_EXERCISE GOAL:_
In the records below, tally every line containing "text". Report only the total.
** START SUPPLIED DATA **
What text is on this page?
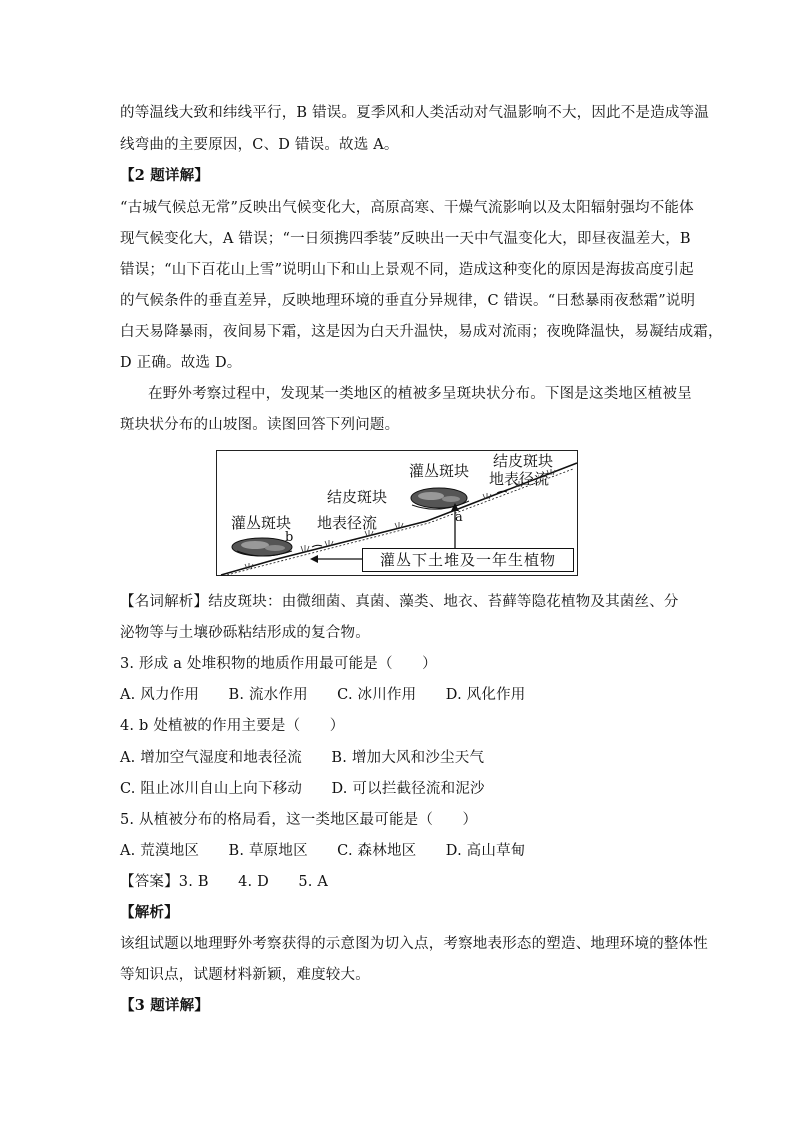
的等温线大致和纬线平行，B 错误。夏季风和人类活动对气温影响不大，因此不是造成等温
线弯曲的主要原因，C、D 错误。故选 A。
【2 题详解】
“古城气候总无常”反映出气候变化大，高原高寒、干燥气流影响以及太阳辐射强均不能体
现气候变化大，A 错误；“一日须携四季装”反映出一天中气温变化大，即昼夜温差大，B
错误；“山下百花山上雪”说明山下和山上景观不同，造成这种变化的原因是海拔高度引起
的气候条件的垂直差异，反映地理环境的垂直分异规律，C 错误。“日愁暴雨夜愁霜”说明
白天易降暴雨，夜间易下霜，这是因为白天升温快，易成对流雨；夜晚降温快，易凝结成霜，
D 正确。故选 D。
在野外考察过程中，发现某一类地区的植被多呈斑块状分布。下图是这类地区植被呈
斑块状分布的山坡图。读图回答下列问题。
灌丛斑块
b
结皮斑块
地表径流
灌丛斑块
a
结皮斑块
地表径流
灌丛下土堆及一年生植物
【名词解析】结皮斑块：由微细菌、真菌、藻类、地衣、苔藓等隐花植物及其菌丝、分
泌物等与土壤砂砾粘结形成的复合物。
3. 形成 a 处堆积物的地质作用最可能是（　　）
A. 风力作用　　B. 流水作用　　C. 冰川作用　　D. 风化作用
4. b 处植被的作用主要是（　　）
A. 增加空气湿度和地表径流　　B. 增加大风和沙尘天气
C. 阻止冰川自山上向下移动　　D. 可以拦截径流和泥沙
5. 从植被分布的格局看，这一类地区最可能是（　　）
A. 荒漠地区　　B. 草原地区　　C. 森林地区　　D. 高山草甸
【答案】3. B　　4. D　　5. A
【解析】
该组试题以地理野外考察获得的示意图为切入点，考察地表形态的塑造、地理环境的整体性
等知识点，试题材料新颖，难度较大。
【3 题详解】
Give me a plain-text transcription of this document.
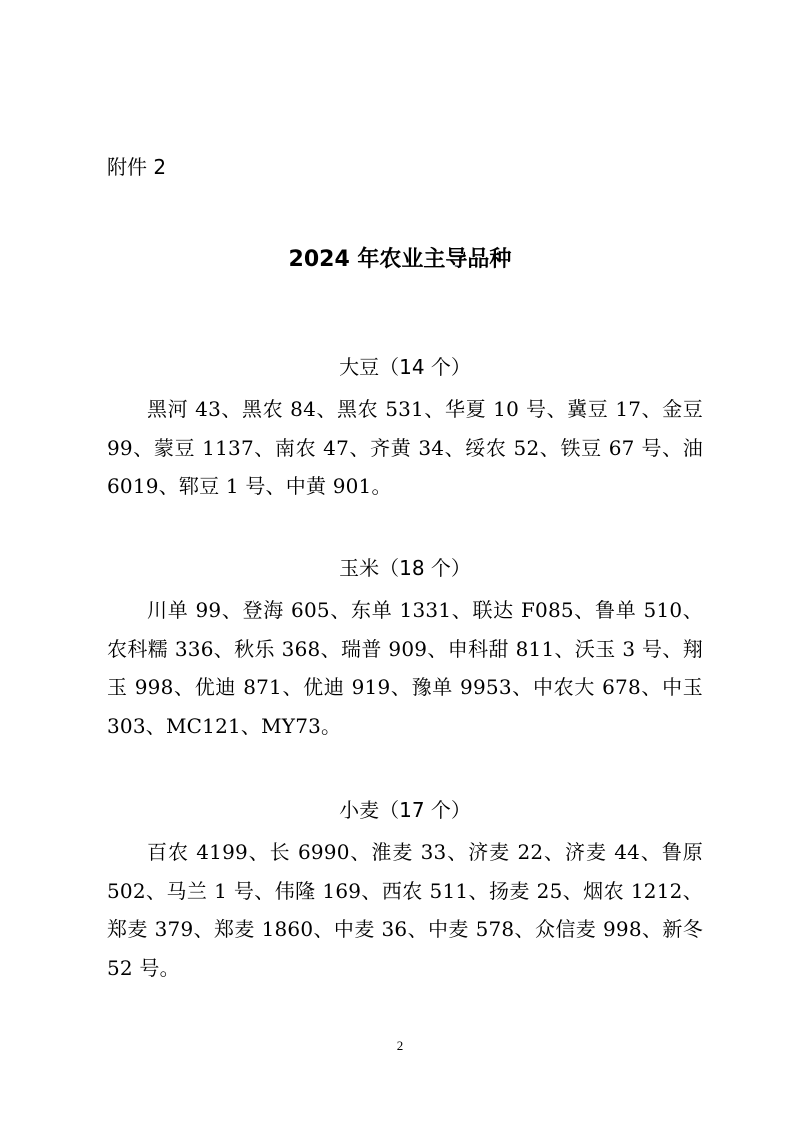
附件 2
2024 年农业主导品种
大豆（14 个）

黑河 43、黑农 84、黑农 531、华夏 10 号、冀豆 17、金豆 99、蒙豆 1137、南农 47、齐黄 34、绥农 52、铁豆 67 号、油 6019、郓豆 1 号、中黄 901。

玉米（18 个）

川单 99、登海 605、东单 1331、联达 F085、鲁单 510、农科糯 336、秋乐 368、瑞普 909、申科甜 811、沃玉 3 号、翔玉 998、优迪 871、优迪 919、豫单 9953、中农大 678、中玉 303、MC121、MY73。

小麦（17 个）

百农 4199、长 6990、淮麦 33、济麦 22、济麦 44、鲁原 502、马兰 1 号、伟隆 169、西农 511、扬麦 25、烟农 1212、郑麦 379、郑麦 1860、中麦 36、中麦 578、众信麦 998、新冬 52 号。

2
** END SUPPLIED DATA **
_OUTPUT OF THE EXERCISE:_
2